**Task goal:**
Could you copy every line from the material below in which "this" appears?
#### Stored rows
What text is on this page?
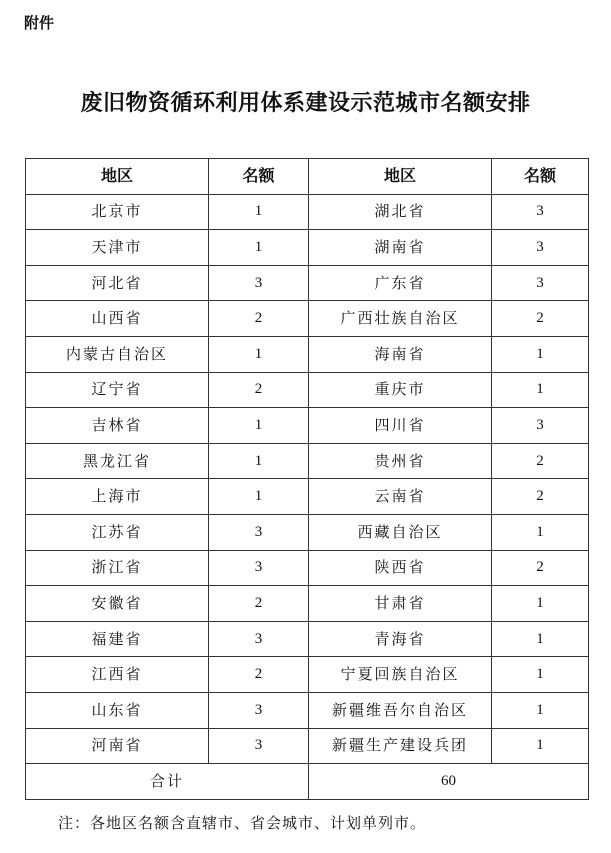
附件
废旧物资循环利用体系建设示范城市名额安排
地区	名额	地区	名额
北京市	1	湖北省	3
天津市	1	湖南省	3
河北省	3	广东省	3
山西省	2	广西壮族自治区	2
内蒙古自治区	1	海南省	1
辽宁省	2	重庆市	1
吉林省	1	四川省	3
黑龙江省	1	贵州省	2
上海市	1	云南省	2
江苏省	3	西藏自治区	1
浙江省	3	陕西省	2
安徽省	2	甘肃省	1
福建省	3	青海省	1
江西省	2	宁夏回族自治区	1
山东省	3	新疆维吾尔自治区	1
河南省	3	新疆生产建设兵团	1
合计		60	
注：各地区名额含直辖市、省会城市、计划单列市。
########
#### Stored rows
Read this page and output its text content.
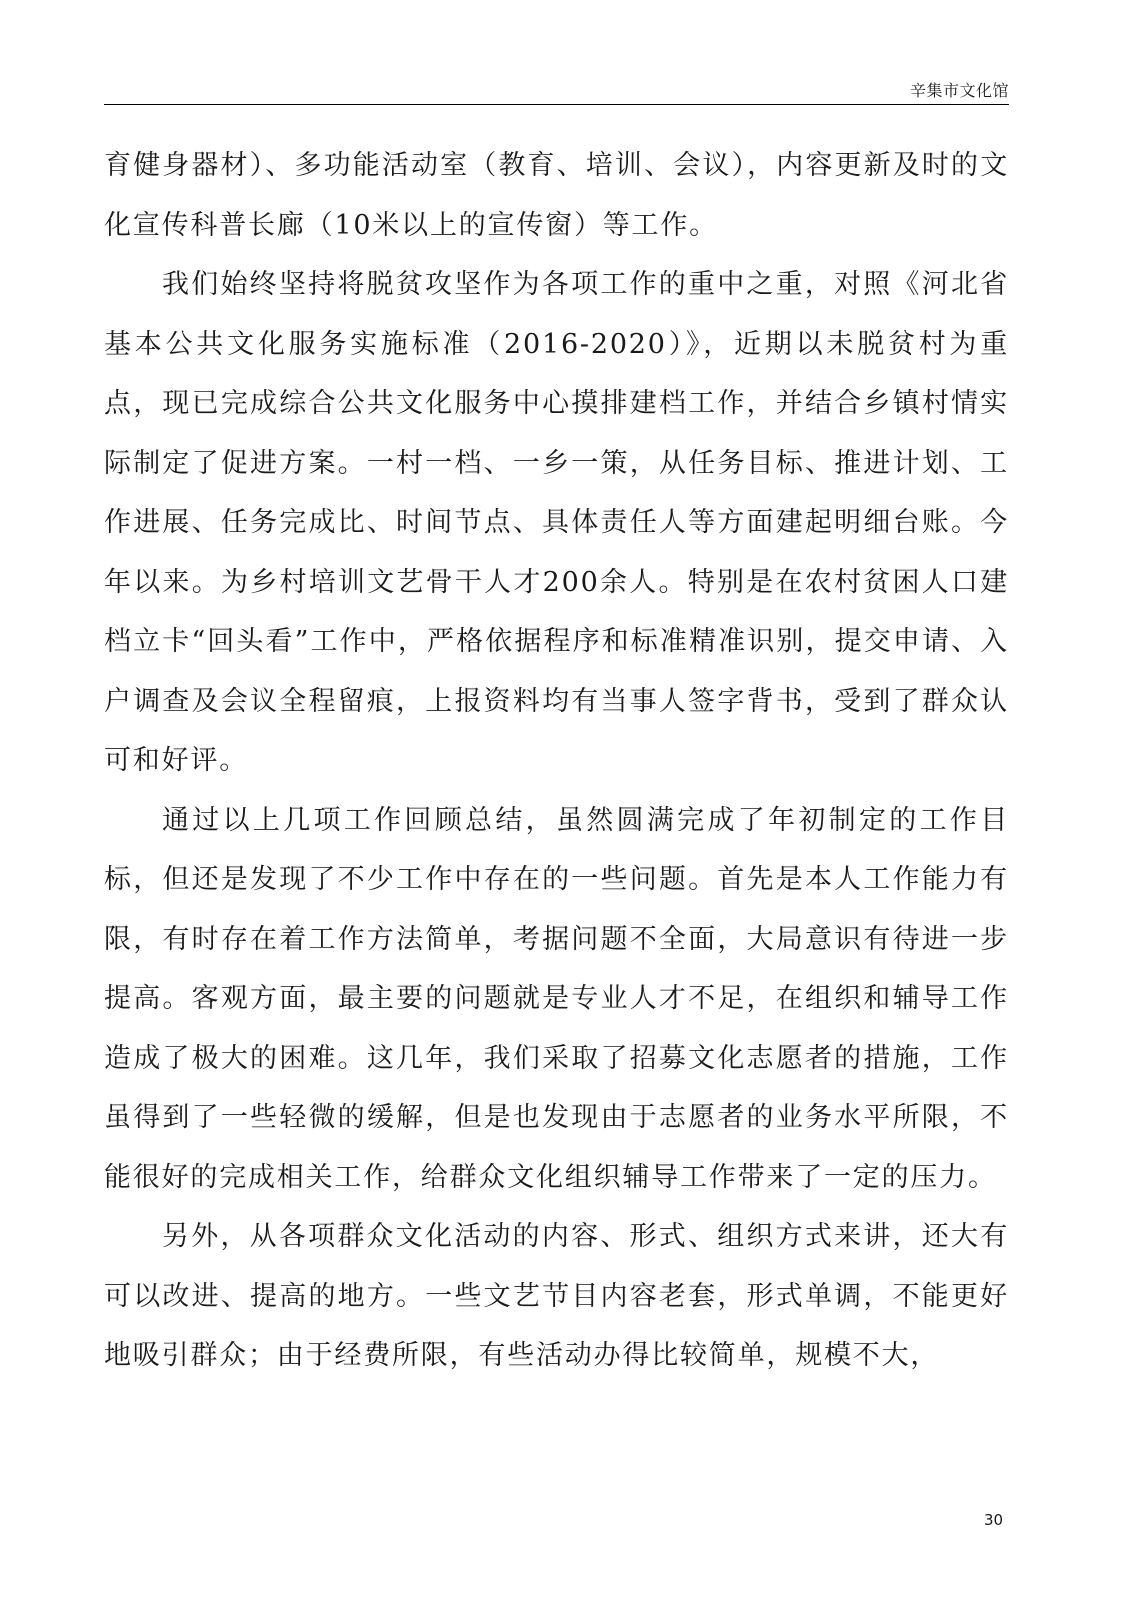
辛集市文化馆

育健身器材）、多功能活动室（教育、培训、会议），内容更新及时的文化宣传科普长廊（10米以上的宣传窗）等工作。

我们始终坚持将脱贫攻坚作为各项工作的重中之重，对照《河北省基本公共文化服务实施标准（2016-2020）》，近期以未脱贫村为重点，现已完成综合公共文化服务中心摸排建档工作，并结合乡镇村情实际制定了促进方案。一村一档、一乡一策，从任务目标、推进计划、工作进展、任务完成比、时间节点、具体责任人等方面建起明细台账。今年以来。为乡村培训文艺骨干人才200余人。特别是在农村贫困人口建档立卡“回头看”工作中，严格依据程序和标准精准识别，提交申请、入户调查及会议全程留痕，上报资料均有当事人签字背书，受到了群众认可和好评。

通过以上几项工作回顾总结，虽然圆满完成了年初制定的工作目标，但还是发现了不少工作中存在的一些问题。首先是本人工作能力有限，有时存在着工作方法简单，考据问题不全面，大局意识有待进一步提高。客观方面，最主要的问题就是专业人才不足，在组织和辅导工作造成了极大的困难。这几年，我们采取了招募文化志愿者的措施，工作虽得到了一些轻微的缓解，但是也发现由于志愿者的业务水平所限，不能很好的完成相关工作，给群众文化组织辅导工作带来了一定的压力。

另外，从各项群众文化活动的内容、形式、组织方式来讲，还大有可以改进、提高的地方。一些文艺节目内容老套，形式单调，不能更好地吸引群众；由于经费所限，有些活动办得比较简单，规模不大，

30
########
#### Stored rows
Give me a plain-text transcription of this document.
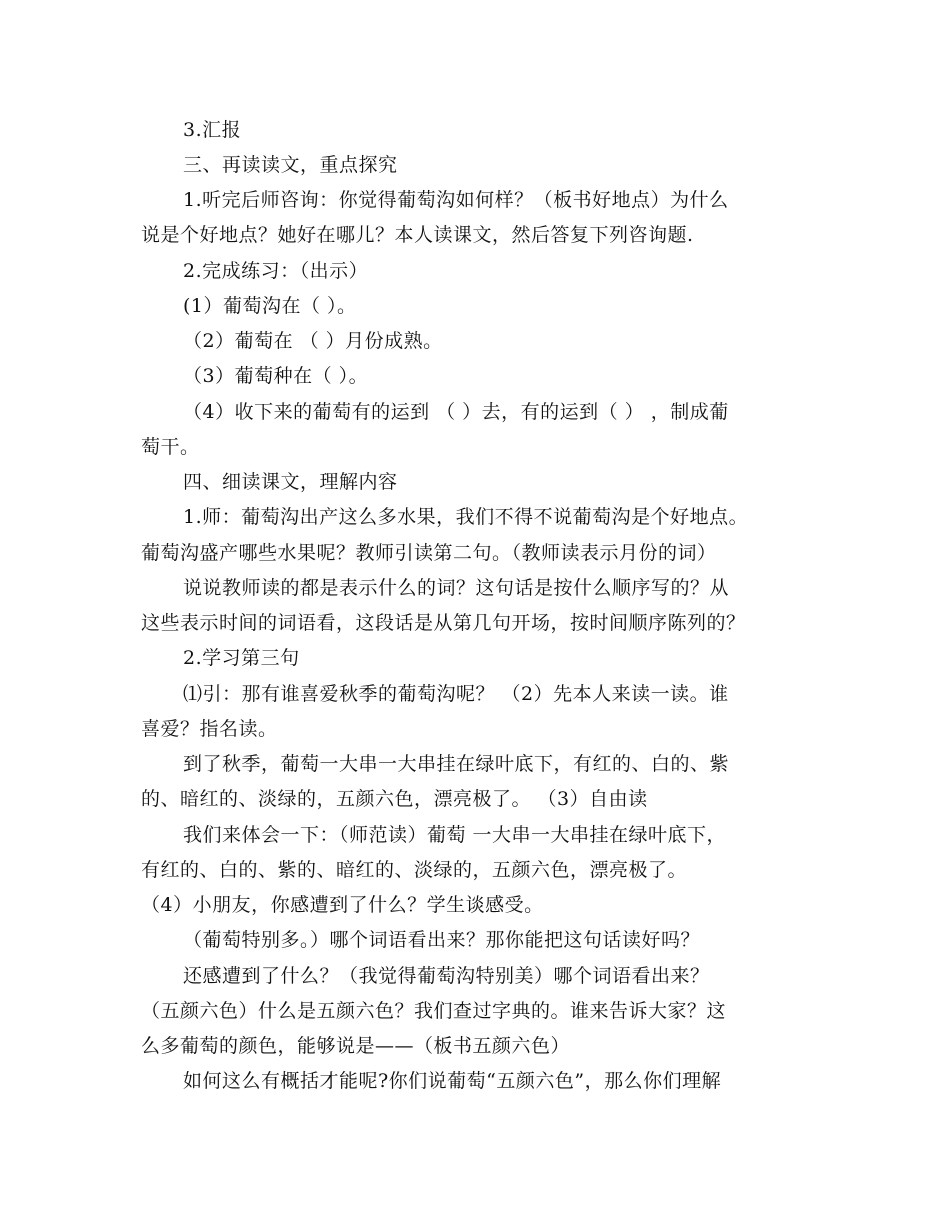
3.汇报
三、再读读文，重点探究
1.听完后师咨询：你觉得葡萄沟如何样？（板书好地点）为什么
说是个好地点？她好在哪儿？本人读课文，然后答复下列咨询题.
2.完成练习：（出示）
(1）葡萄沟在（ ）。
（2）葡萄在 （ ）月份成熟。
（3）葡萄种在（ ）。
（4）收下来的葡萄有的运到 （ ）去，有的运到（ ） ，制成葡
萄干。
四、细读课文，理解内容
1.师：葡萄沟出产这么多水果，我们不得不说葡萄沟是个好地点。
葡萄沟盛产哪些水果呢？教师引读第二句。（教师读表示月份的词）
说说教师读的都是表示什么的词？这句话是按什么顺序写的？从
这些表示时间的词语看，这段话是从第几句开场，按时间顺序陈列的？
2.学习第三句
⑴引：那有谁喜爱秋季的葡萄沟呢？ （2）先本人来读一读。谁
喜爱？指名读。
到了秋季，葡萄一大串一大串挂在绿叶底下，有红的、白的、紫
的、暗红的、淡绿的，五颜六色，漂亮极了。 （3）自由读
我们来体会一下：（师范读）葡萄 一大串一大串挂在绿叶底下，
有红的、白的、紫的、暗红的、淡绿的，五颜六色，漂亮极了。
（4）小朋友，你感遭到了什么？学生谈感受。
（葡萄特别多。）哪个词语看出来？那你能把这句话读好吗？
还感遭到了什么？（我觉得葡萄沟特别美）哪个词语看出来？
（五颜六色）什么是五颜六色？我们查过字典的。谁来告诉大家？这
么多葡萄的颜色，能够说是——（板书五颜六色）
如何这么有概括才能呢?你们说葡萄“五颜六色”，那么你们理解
########
**Task output:**
What text is on this page?
Read this page and output its text content.
Give me a plain-text transcription of this document.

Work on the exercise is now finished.